## INSTRUCTIONS FOR THE TASK:
Your task is to locate every line holding the string "correct" and to copy each of them.

## SOURCE DATA:

********************

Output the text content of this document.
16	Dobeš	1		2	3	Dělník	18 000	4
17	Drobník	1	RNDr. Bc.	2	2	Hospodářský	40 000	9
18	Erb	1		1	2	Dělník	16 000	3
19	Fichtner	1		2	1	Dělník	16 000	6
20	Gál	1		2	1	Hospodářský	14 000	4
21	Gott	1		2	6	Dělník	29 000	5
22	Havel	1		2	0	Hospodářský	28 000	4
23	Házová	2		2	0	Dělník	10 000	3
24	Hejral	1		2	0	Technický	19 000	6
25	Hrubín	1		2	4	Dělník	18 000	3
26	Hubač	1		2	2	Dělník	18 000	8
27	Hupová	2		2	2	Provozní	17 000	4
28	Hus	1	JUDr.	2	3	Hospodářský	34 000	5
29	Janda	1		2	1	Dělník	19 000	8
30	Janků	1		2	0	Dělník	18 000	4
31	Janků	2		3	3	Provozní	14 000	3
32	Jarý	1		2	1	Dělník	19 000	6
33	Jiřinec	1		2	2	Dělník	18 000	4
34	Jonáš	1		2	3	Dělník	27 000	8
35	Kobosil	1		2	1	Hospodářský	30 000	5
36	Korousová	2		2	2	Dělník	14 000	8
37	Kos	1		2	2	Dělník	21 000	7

********************

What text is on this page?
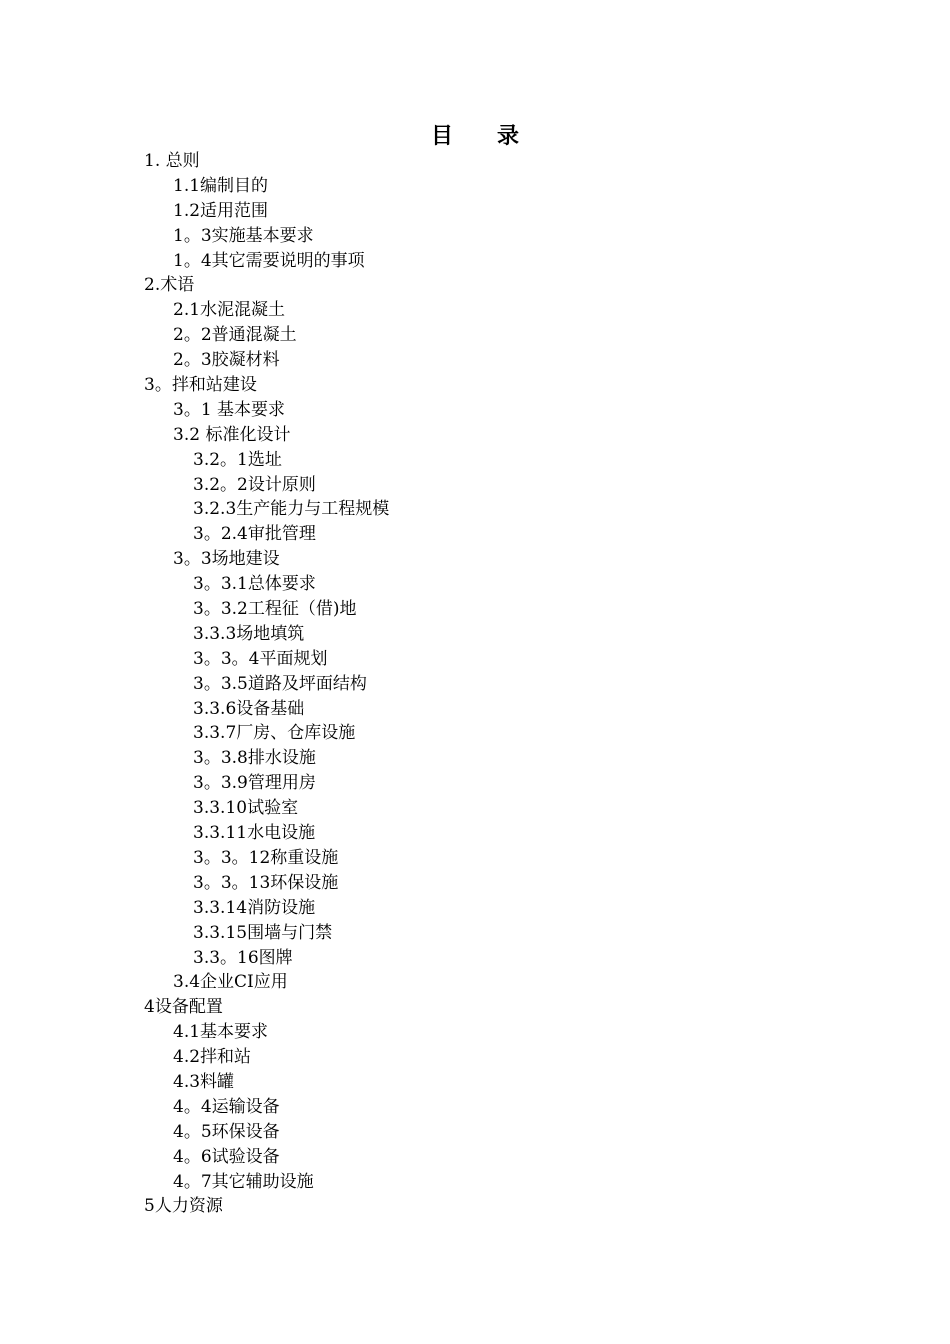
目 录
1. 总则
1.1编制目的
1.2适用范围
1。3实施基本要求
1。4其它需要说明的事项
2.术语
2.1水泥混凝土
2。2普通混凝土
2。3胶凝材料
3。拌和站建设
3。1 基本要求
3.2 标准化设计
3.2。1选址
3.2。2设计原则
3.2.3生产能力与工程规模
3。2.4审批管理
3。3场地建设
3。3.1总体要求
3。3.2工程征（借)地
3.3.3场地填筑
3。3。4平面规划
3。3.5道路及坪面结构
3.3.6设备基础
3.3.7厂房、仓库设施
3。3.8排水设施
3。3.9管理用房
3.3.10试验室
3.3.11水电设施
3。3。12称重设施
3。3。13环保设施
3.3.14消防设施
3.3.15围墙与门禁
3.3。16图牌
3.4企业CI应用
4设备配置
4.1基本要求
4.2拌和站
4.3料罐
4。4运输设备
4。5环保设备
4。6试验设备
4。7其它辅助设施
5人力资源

********************

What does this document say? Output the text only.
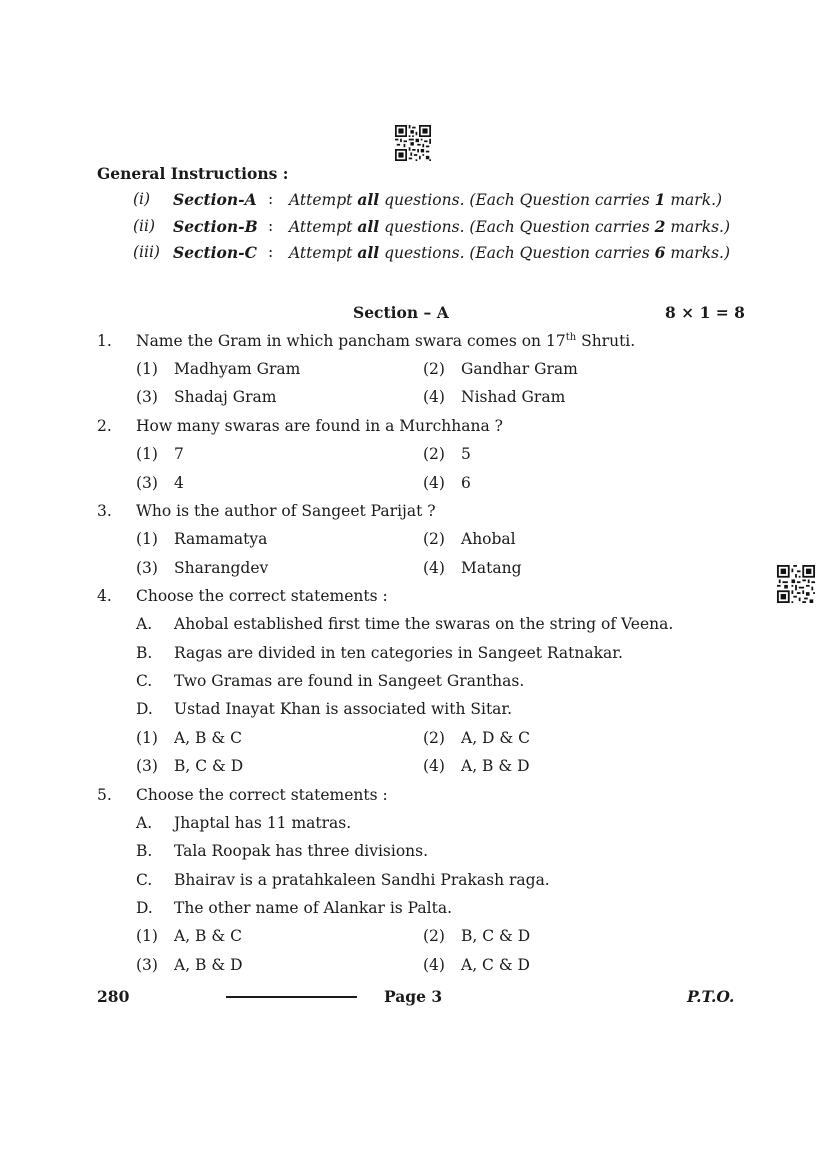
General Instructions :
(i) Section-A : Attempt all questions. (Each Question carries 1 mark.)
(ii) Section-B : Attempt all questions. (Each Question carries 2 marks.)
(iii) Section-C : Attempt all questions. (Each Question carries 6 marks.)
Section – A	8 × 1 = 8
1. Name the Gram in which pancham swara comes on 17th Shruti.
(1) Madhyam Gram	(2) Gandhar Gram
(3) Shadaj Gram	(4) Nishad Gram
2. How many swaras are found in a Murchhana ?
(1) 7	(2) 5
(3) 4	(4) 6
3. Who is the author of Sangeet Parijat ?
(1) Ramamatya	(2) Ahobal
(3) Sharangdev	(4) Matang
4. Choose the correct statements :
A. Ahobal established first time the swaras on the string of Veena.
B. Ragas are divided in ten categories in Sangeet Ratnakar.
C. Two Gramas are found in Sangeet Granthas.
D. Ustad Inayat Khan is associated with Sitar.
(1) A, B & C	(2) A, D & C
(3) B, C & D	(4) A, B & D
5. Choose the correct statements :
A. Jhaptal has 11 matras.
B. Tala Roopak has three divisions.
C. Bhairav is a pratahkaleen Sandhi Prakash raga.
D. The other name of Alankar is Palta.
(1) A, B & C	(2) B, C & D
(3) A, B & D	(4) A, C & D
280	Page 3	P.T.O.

********************

## TASK ANSWER:
4. Choose the correct statements :
5. Choose the correct statements :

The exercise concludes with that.